Exercise: Repeat every line below exactly, word for word.

Task input:

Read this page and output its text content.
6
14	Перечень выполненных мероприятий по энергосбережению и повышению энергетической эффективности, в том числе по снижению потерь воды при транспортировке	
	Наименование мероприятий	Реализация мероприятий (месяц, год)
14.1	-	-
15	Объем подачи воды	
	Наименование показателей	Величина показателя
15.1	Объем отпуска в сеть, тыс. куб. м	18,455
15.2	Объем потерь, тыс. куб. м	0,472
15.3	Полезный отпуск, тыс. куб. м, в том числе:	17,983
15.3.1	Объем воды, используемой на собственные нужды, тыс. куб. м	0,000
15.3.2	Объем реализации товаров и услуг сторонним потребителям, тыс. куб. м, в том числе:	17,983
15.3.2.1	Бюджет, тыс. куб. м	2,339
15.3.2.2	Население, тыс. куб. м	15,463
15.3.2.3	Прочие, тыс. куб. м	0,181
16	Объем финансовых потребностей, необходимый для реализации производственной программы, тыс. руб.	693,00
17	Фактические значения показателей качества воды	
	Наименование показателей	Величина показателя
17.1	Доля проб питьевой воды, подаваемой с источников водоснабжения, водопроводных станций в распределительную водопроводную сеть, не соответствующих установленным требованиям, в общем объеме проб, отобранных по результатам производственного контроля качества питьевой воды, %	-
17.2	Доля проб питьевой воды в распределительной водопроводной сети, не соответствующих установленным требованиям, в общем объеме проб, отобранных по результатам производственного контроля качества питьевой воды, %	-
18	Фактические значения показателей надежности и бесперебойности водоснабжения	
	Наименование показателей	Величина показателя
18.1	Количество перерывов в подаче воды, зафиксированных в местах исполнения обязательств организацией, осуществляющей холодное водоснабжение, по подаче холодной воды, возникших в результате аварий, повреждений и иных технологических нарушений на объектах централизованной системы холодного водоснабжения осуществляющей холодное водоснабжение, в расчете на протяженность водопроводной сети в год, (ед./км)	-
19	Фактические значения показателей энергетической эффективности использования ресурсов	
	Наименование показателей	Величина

Output for this exercise:
Read this page and output its text content.
6
14	Перечень выполненных мероприятий по энергосбережению и повышению энергетической эффективности, в том числе по снижению потерь воды при транспортировке	
	Наименование мероприятий	Реализация мероприятий (месяц, год)
14.1	-	-
15	Объем подачи воды	
	Наименование показателей	Величина показателя
15.1	Объем отпуска в сеть, тыс. куб. м	18,455
15.2	Объем потерь, тыс. куб. м	0,472
15.3	Полезный отпуск, тыс. куб. м, в том числе:	17,983
15.3.1	Объем воды, используемой на собственные нужды, тыс. куб. м	0,000
15.3.2	Объем реализации товаров и услуг сторонним потребителям, тыс. куб. м, в том числе:	17,983
15.3.2.1	Бюджет, тыс. куб. м	2,339
15.3.2.2	Население, тыс. куб. м	15,463
15.3.2.3	Прочие, тыс. куб. м	0,181
16	Объем финансовых потребностей, необходимый для реализации производственной программы, тыс. руб.	693,00
17	Фактические значения показателей качества воды	
	Наименование показателей	Величина показателя
17.1	Доля проб питьевой воды, подаваемой с источников водоснабжения, водопроводных станций в распределительную водопроводную сеть, не соответствующих установленным требованиям, в общем объеме проб, отобранных по результатам производственного контроля качества питьевой воды, %	-
17.2	Доля проб питьевой воды в распределительной водопроводной сети, не соответствующих установленным требованиям, в общем объеме проб, отобранных по результатам производственного контроля качества питьевой воды, %	-
18	Фактические значения показателей надежности и бесперебойности водоснабжения	
	Наименование показателей	Величина показателя
18.1	Количество перерывов в подаче воды, зафиксированных в местах исполнения обязательств организацией, осуществляющей холодное водоснабжение, по подаче холодной воды, возникших в результате аварий, повреждений и иных технологических нарушений на объектах централизованной системы холодного водоснабжения осуществляющей холодное водоснабжение, в расчете на протяженность водопроводной сети в год, (ед./км)	-
19	Фактические значения показателей энергетической эффективности использования ресурсов	
	Наименование показателей	Величина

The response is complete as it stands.